● Objective:
Every line below that mentions the word "Adresse" should be copied out.

● Provided records:
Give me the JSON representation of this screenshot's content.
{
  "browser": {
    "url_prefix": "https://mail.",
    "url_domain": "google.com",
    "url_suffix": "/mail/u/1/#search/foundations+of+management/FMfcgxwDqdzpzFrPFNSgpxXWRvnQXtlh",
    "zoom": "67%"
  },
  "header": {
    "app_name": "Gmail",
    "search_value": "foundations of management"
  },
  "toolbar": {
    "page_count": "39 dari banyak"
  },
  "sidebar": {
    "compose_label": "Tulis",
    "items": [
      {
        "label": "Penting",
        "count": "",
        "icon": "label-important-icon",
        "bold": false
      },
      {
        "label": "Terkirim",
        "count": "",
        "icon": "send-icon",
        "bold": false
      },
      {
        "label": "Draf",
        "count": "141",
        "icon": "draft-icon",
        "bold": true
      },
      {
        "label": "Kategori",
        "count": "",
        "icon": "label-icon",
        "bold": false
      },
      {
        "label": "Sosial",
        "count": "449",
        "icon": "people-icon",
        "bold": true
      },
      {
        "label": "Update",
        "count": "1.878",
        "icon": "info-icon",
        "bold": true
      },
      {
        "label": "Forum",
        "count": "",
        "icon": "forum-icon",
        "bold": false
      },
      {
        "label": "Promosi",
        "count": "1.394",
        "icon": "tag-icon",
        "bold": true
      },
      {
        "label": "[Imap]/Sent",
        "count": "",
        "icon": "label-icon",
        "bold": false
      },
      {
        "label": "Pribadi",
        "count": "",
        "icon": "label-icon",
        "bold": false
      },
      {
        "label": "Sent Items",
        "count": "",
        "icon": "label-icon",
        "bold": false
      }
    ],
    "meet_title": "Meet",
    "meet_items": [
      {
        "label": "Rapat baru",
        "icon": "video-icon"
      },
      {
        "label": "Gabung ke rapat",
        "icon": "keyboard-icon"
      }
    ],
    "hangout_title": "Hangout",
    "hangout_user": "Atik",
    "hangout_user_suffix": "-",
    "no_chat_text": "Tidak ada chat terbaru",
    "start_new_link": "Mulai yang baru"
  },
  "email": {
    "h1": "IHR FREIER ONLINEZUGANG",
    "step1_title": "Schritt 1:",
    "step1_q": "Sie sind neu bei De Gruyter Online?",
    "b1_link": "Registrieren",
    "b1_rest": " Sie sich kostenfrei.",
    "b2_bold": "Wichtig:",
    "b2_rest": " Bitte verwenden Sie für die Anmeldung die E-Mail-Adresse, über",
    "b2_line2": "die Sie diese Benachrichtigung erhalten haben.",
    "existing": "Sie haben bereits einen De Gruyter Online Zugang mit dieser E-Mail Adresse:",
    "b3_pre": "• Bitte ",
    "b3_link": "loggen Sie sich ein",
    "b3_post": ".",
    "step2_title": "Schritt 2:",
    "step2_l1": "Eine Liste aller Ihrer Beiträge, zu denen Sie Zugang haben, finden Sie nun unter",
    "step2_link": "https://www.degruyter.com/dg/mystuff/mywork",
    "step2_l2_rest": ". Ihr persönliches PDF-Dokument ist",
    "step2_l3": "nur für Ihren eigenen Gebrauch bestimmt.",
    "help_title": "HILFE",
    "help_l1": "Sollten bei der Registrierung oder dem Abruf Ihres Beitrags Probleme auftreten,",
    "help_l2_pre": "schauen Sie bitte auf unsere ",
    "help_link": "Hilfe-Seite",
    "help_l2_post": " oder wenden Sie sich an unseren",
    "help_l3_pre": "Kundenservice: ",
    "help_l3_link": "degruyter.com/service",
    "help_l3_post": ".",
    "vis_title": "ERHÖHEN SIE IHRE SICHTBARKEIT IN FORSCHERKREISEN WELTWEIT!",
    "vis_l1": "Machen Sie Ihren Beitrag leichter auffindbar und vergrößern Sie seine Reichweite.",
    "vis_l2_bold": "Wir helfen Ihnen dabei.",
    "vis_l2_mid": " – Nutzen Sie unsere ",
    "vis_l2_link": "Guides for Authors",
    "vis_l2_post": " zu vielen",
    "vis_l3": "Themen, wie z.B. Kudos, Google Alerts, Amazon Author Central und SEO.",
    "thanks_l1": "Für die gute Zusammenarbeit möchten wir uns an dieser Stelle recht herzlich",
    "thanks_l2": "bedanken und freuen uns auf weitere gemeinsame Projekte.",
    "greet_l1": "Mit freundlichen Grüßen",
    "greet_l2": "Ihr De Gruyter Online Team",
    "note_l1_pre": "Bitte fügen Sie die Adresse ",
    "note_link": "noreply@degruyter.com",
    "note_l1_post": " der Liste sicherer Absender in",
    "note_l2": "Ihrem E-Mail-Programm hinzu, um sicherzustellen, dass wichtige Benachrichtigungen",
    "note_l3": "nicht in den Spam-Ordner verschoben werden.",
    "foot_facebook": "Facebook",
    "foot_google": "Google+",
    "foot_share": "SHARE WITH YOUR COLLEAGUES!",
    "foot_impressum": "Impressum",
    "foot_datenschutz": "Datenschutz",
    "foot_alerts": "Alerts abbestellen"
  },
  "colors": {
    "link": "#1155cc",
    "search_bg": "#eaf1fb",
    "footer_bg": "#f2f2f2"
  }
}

● Answer in full:
    "b2_rest": " Bitte verwenden Sie für die Anmeldung die E-Mail-Adresse, über",
    "existing": "Sie haben bereits einen De Gruyter Online Zugang mit dieser E-Mail Adresse:",
    "note_l1_pre": "Bitte fügen Sie die Adresse ",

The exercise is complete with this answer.